(Excerpted text):
+++

Donald is also resolutely positive when it comes to the impact the UK’s impending exit from the European Union, President Donald Trump’s new White House administration, and political unrest elsewhere in the world could have on the cruise sector.

“Brexit will have a minor financial impact from a currency translation standpoint, but it may actually help P&O Cruises because the brand has always used the British pound so it will look favourable compared to other travel options available to British people,” Donald explains. “Time will tell if there’ll be any tax ramifications or limitations on freedom to move. Similarly, it’s too early to predict the impact of the new US administration, but public consensus seems to be that it will be good for business so our share prices may benefit.” In fact, says Donald, the bigger issue for Carnival Corporation and the industry as a whole is people’s willingness, and ability, to travel.

“As long as they have the freedom, finances and desire to travel, the cruise industry will continue to grow, but if anything restricts travel then we’ll be in trouble,” he explains. “Carnival Corporation is a global company so we hope that none of the world’s political issues prompt governments to close borders, or cause consumers to fear travel.”

+++

(The task):
Reproduce word for word the portion of the cruise industry excerpt that opens with the words containing "Donald is also" and closes with "the cruise sector.".

(Dataset extract):
+++

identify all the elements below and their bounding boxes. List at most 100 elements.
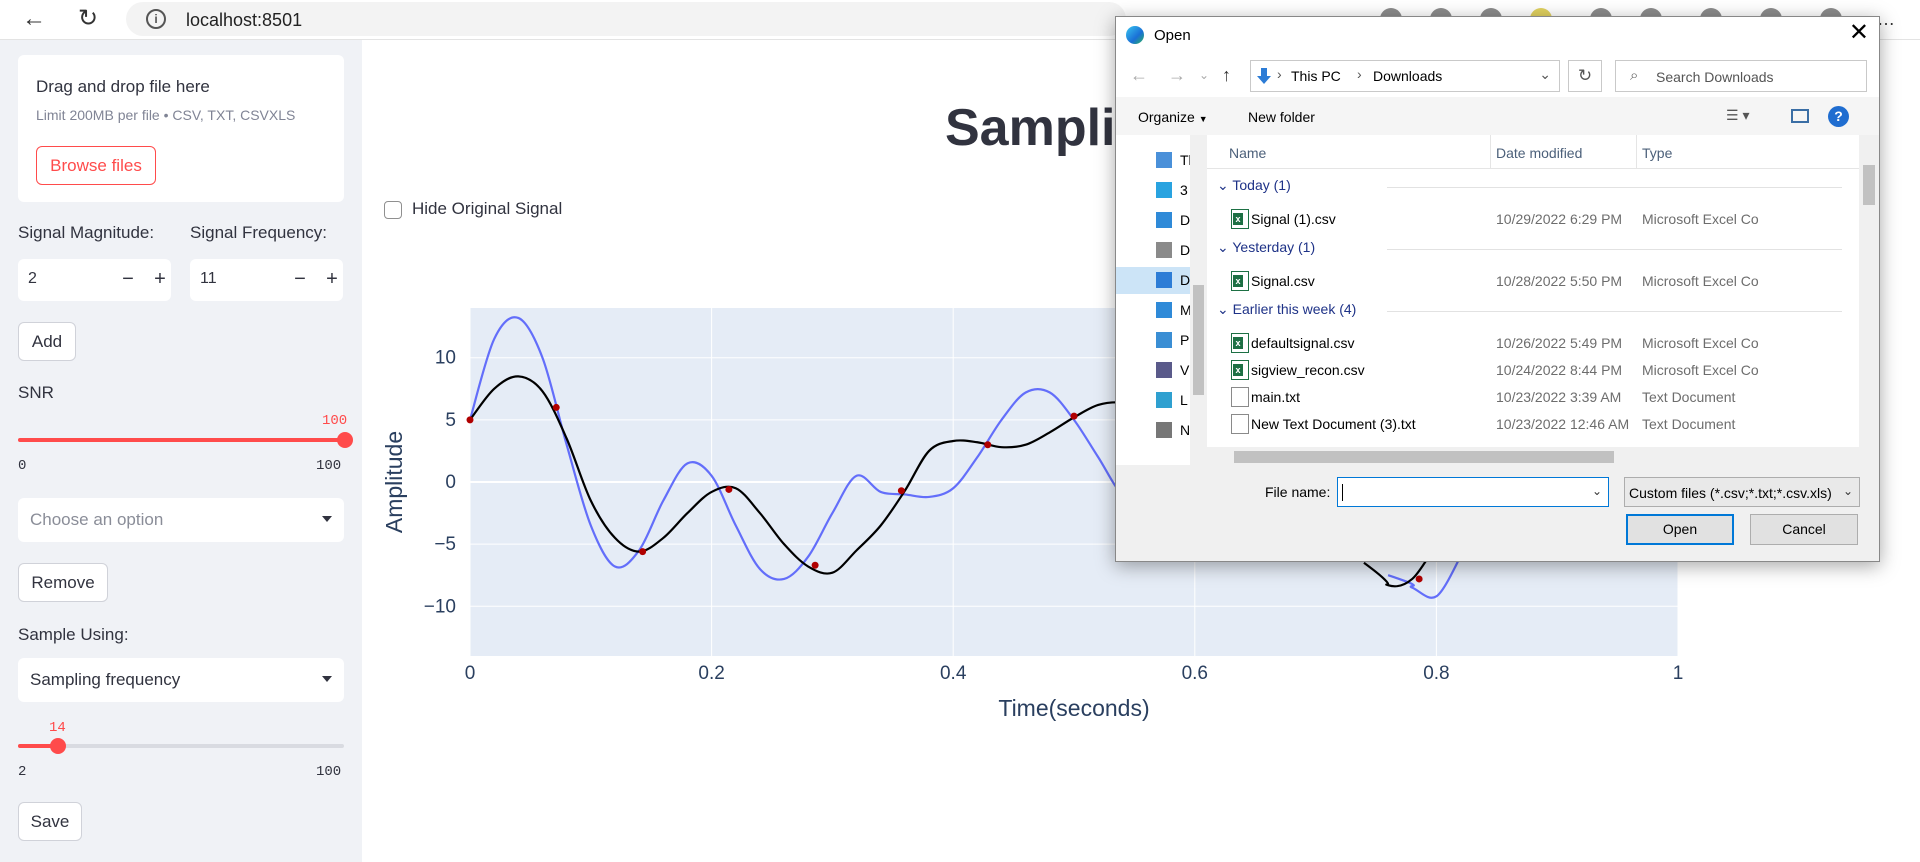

+++

(Answer to the exercise):
Donald is also resolutely positive when it comes to the impact the UK’s impending exit from the European Union, President Donald Trump’s new White House administration, and political unrest elsewhere in the world could have on the cruise sector.